WHAT YOU SHOULD DO =>
Repeat the data lines without changes, starting at the line containing "footnote-line: 코로나19 사태(2020년).: [40, 824, 291, 852]" and ending after the line containing "amount: 136억6329만 달러: [330, 568, 573, 603]".

INPUT =>
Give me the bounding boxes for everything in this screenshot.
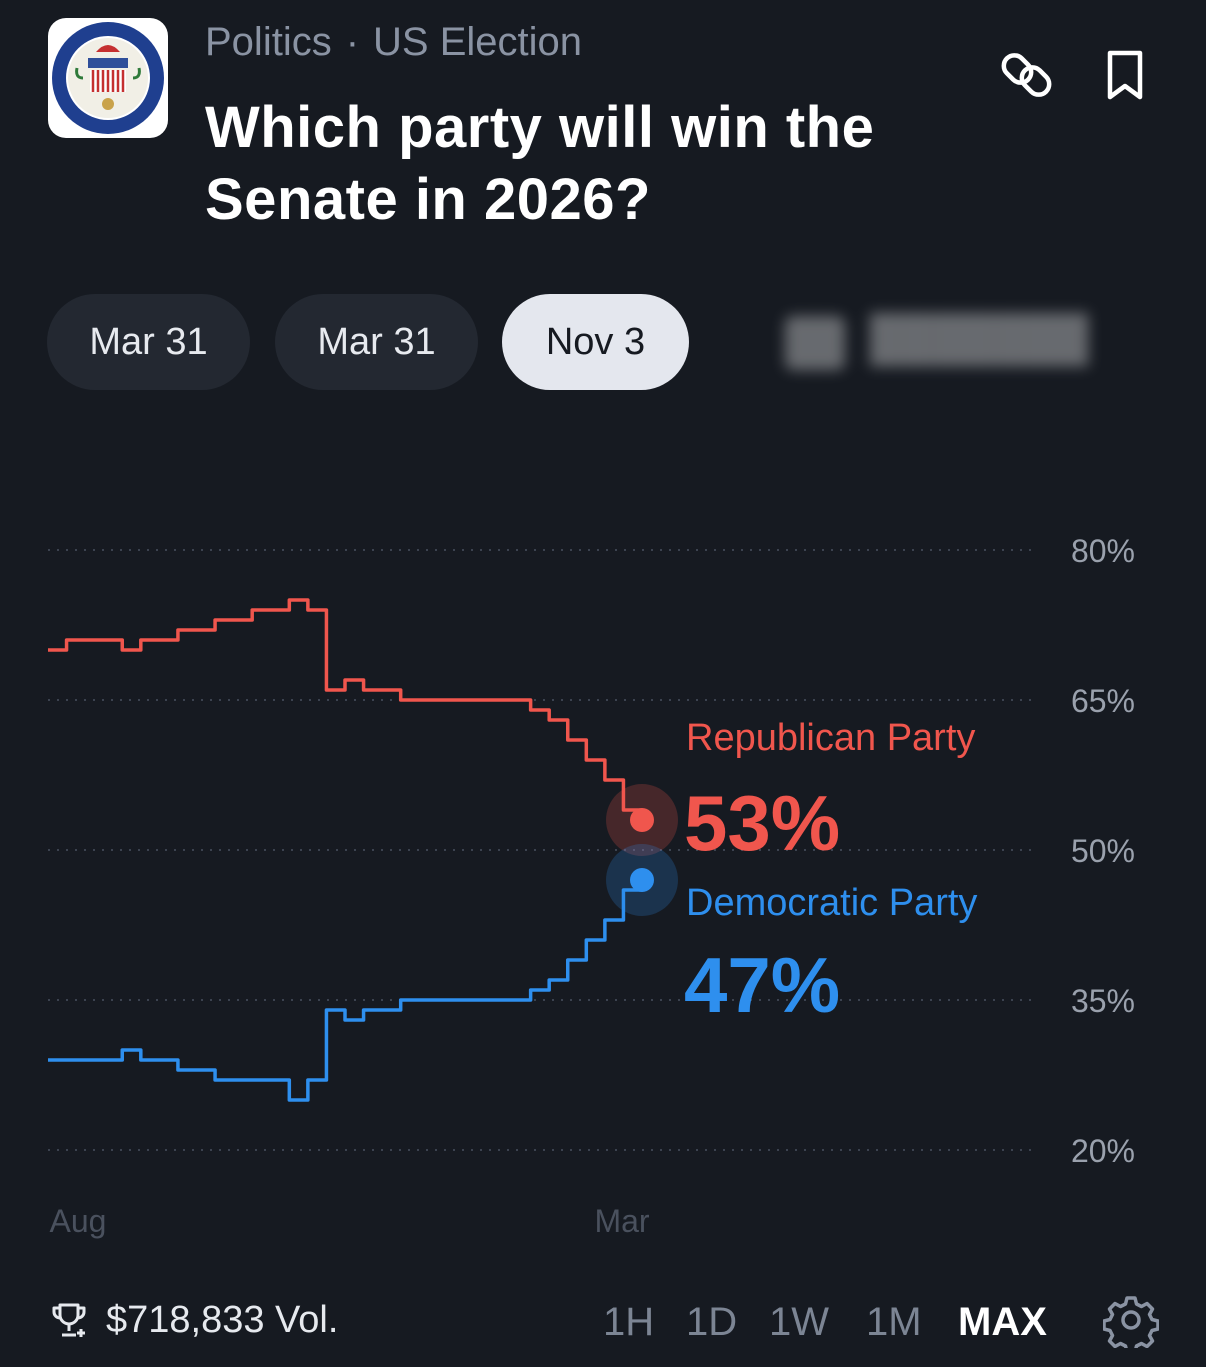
date-tab-mar-31-2[interactable]: Mar 31 [275, 294, 478, 390]
series-name-label: Democratic Party [686, 882, 977, 924]
copy-link-button[interactable] [997, 45, 1057, 105]
volume-text: $718,833 Vol. [106, 1298, 339, 1341]
x-tick-label: Mar [594, 1203, 649, 1239]
bookmark-icon [1107, 50, 1143, 100]
gear-icon [1102, 1296, 1160, 1354]
chart-settings-button[interactable] [1102, 1292, 1160, 1354]
date-tab-label: Mar 31 [89, 320, 208, 363]
date-tab-nov-3[interactable]: Nov 3 [502, 294, 689, 390]
y-tick-label: 35% [1071, 983, 1135, 1019]
series-value-label: 47% [684, 941, 840, 1029]
x-tick-label: Aug [50, 1203, 107, 1239]
series-end-point [630, 808, 654, 832]
breadcrumb-separator: · [345, 20, 360, 64]
blurred-watermark: ███████ [785, 312, 1180, 370]
series-value-label: 53% [684, 779, 840, 867]
range-1m[interactable]: 1M [866, 1300, 922, 1344]
page-title: Which party will win the Senate in 2026? [205, 95, 875, 232]
y-tick-label: 65% [1071, 683, 1135, 719]
volume-info: $718,833 Vol. [48, 1290, 338, 1350]
link-icon [1001, 53, 1052, 97]
y-tick-label: 80% [1071, 533, 1135, 569]
breadcrumb-subcategory[interactable]: US Election [373, 20, 583, 64]
price-history-chart: 80% 65% 50% 35% 20% Aug Mar Republican Party 53%… [48, 533, 1135, 1239]
us-senate-seal-icon [48, 18, 168, 138]
date-tab-mar-31[interactable]: Mar 31 [47, 294, 250, 390]
series-name-label: Republican Party [686, 717, 975, 759]
series-line [48, 880, 644, 1102]
series-line [48, 598, 644, 820]
trophy-icon [52, 1303, 86, 1337]
range-max[interactable]: MAX [958, 1300, 1047, 1344]
y-tick-label: 20% [1071, 1133, 1135, 1169]
date-tab-label: Mar 31 [317, 320, 436, 363]
range-1d[interactable]: 1D [686, 1300, 738, 1344]
series-end-point [630, 868, 654, 892]
bookmark-button[interactable] [1095, 45, 1155, 105]
range-1h[interactable]: 1H [603, 1300, 655, 1344]
breadcrumb-category[interactable]: Politics [205, 20, 332, 64]
date-tab-label: Nov 3 [545, 320, 646, 363]
breadcrumb: Politics · US Election [205, 20, 582, 65]
range-1w[interactable]: 1W [769, 1300, 829, 1344]
y-tick-label: 50% [1071, 833, 1135, 869]
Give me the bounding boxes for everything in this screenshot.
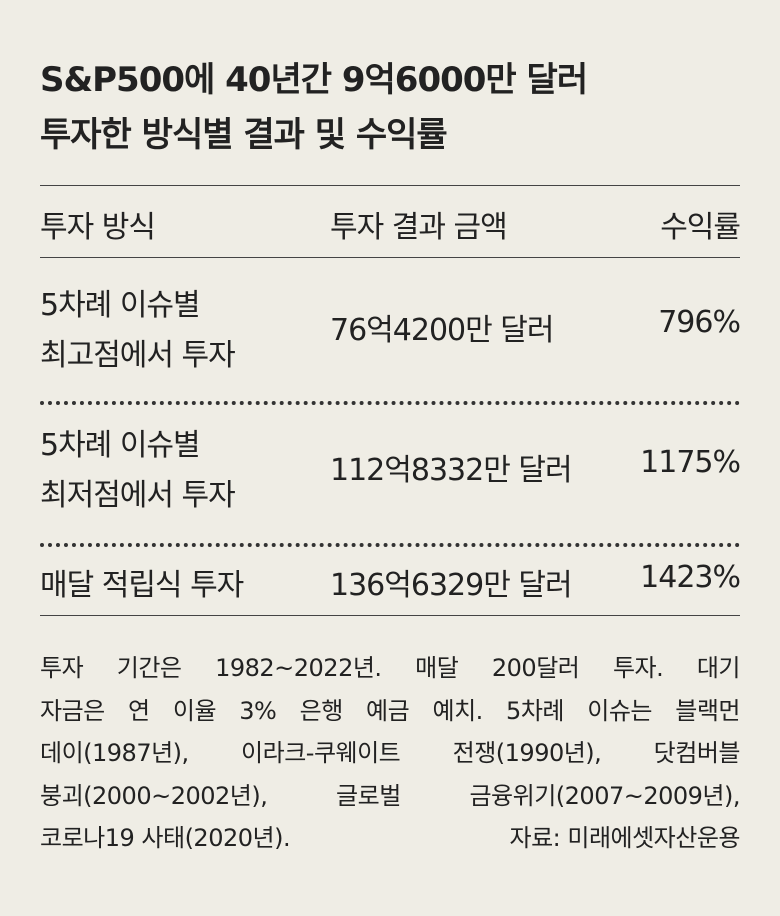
footnote-line: 코로나19 사태(2020년).: [40, 824, 291, 852]
amount: 112억8332만 달러: [330, 453, 573, 488]
method: 5차례 이슈별: [40, 288, 201, 323]
divider: [40, 543, 740, 547]
column-header: 투자 결과 금액: [330, 210, 508, 245]
column-header: 투자 방식: [40, 210, 156, 245]
rule: [40, 257, 740, 258]
divider: [40, 401, 740, 405]
column-header: 수익률: [660, 210, 741, 245]
rule: [40, 615, 740, 616]
footnote-line: 투자 기간은 1982~2022년. 매달 200달러 투자. 대기: [40, 654, 741, 682]
return: 796%: [658, 305, 741, 340]
title-line: 투자한 방식별 결과 및 수익률: [40, 115, 448, 155]
amount: 136억6329만 달러: [330, 568, 573, 603]
rule: [40, 185, 740, 186]
method: 매달 적립식 투자: [40, 568, 244, 603]
footnote-line: 붕괴(2000~2002년), 글로벌 금융위기(2007~2009년),: [40, 782, 741, 810]
return: 1175%: [640, 445, 741, 480]
footnote-line: 자금은 연 이율 3% 은행 예금 예치. 5차례 이슈는 블랙먼: [40, 697, 741, 725]
footnote-line: 데이(1987년), 이라크-쿠웨이트 전쟁(1990년), 닷컴버블: [40, 739, 741, 767]
source: 자료: 미래에셋자산운용: [509, 824, 740, 852]
method: 5차례 이슈별: [40, 428, 201, 463]
amount: 76억4200만 달러: [330, 313, 554, 348]
return: 1423%: [640, 560, 741, 595]
method: 최고점에서 투자: [40, 338, 236, 373]
title-line: S&P500에 40년간 9억6000만 달러: [40, 60, 588, 100]
method: 최저점에서 투자: [40, 478, 236, 513]
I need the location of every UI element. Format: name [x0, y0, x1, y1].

RESULT =>
footnote-line: 코로나19 사태(2020년).: [40, 824, 291, 852]
amount: 112억8332만 달러: [330, 453, 573, 488]
method: 5차례 이슈별: [40, 288, 201, 323]
divider: [40, 543, 740, 547]
column-header: 투자 결과 금액: [330, 210, 508, 245]
column-header: 투자 방식: [40, 210, 156, 245]
rule: [40, 257, 740, 258]
divider: [40, 401, 740, 405]
column-header: 수익률: [660, 210, 741, 245]
rule: [40, 615, 740, 616]
footnote-line: 투자 기간은 1982~2022년. 매달 200달러 투자. 대기: [40, 654, 741, 682]
return: 796%: [658, 305, 741, 340]
title-line: 투자한 방식별 결과 및 수익률: [40, 115, 448, 155]
amount: 136억6329만 달러: [330, 568, 573, 603]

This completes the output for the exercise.